_Work to be completed_
Copy out the whole listing exactly as written, leaving the pictures behind.

** START OF Excerpted records **

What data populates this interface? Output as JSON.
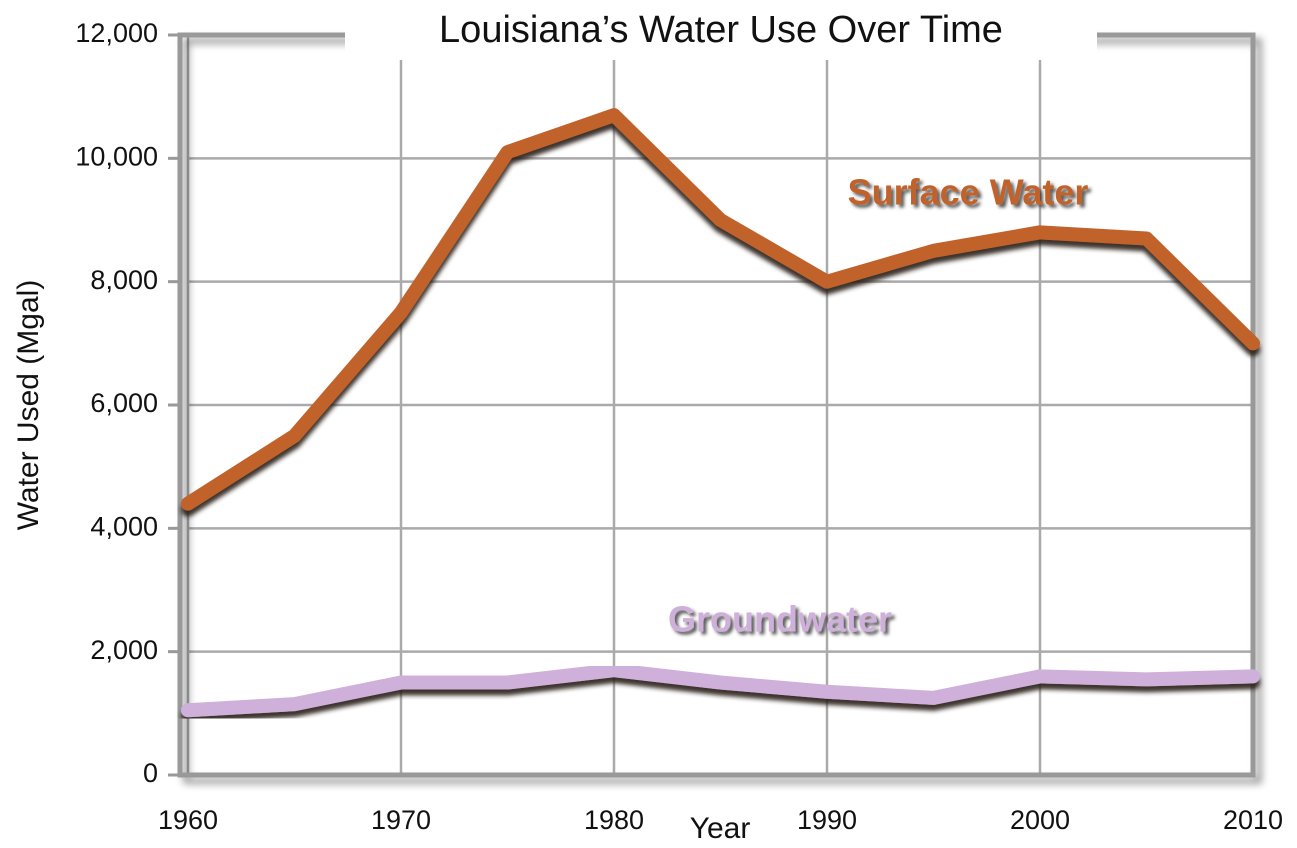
{
  "chart_data": {
    "type": "line",
    "title": "Louisiana’s Water Use Over Time",
    "x_label": "Year",
    "y_label": "Water Used (Mgal)",
    "x": [
      1960,
      1965,
      1970,
      1975,
      1980,
      1985,
      1990,
      1995,
      2000,
      2005,
      2010
    ],
    "series": [
      {
        "name": "Surface Water",
        "color": "#c0622b",
        "values": [
          4400,
          5500,
          7500,
          10100,
          10700,
          9000,
          8000,
          8500,
          8800,
          8700,
          7000
        ]
      },
      {
        "name": "Groundwater",
        "color": "#cfb0da",
        "values": [
          1050,
          1150,
          1500,
          1500,
          1700,
          1500,
          1350,
          1250,
          1600,
          1550,
          1600
        ]
      }
    ],
    "xlim": [
      1960,
      2010
    ],
    "xticks": [
      1960,
      1970,
      1980,
      1990,
      2000,
      2010
    ],
    "ylim": [
      0,
      12000
    ],
    "yticks": [
      0,
      {
        "value": 2000,
        "label": "2,000"
      },
      {
        "value": 4000,
        "label": "4,000"
      },
      {
        "value": 6000,
        "label": "6,000"
      },
      {
        "value": 8000,
        "label": "8,000"
      },
      {
        "value": 10000,
        "label": "10,000"
      },
      {
        "value": 12000,
        "label": "12,000"
      }
    ],
    "grid": true
  }
}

** END OF Excerpted records **

_Expected answer_
What data populates this interface? Output as JSON.
{
  "chart_data": {
    "type": "line",
    "title": "Louisiana’s Water Use Over Time",
    "x_label": "Year",
    "y_label": "Water Used (Mgal)",
    "x": [
      1960,
      1965,
      1970,
      1975,
      1980,
      1985,
      1990,
      1995,
      2000,
      2005,
      2010
    ],
    "series": [
      {
        "name": "Surface Water",
        "color": "#c0622b",
        "values": [
          4400,
          5500,
          7500,
          10100,
          10700,
          9000,
          8000,
          8500,
          8800,
          8700,
          7000
        ]
      },
      {
        "name": "Groundwater",
        "color": "#cfb0da",
        "values": [
          1050,
          1150,
          1500,
          1500,
          1700,
          1500,
          1350,
          1250,
          1600,
          1550,
          1600
        ]
      }
    ],
    "xlim": [
      1960,
      2010
    ],
    "xticks": [
      1960,
      1970,
      1980,
      1990,
      2000,
      2010
    ],
    "ylim": [
      0,
      12000
    ],
    "yticks": [
      0,
      {
        "value": 2000,
        "label": "2,000"
      },
      {
        "value": 4000,
        "label": "4,000"
      },
      {
        "value": 6000,
        "label": "6,000"
      },
      {
        "value": 8000,
        "label": "8,000"
      },
      {
        "value": 10000,
        "label": "10,000"
      },
      {
        "value": 12000,
        "label": "12,000"
      }
    ],
    "grid": true
  }
}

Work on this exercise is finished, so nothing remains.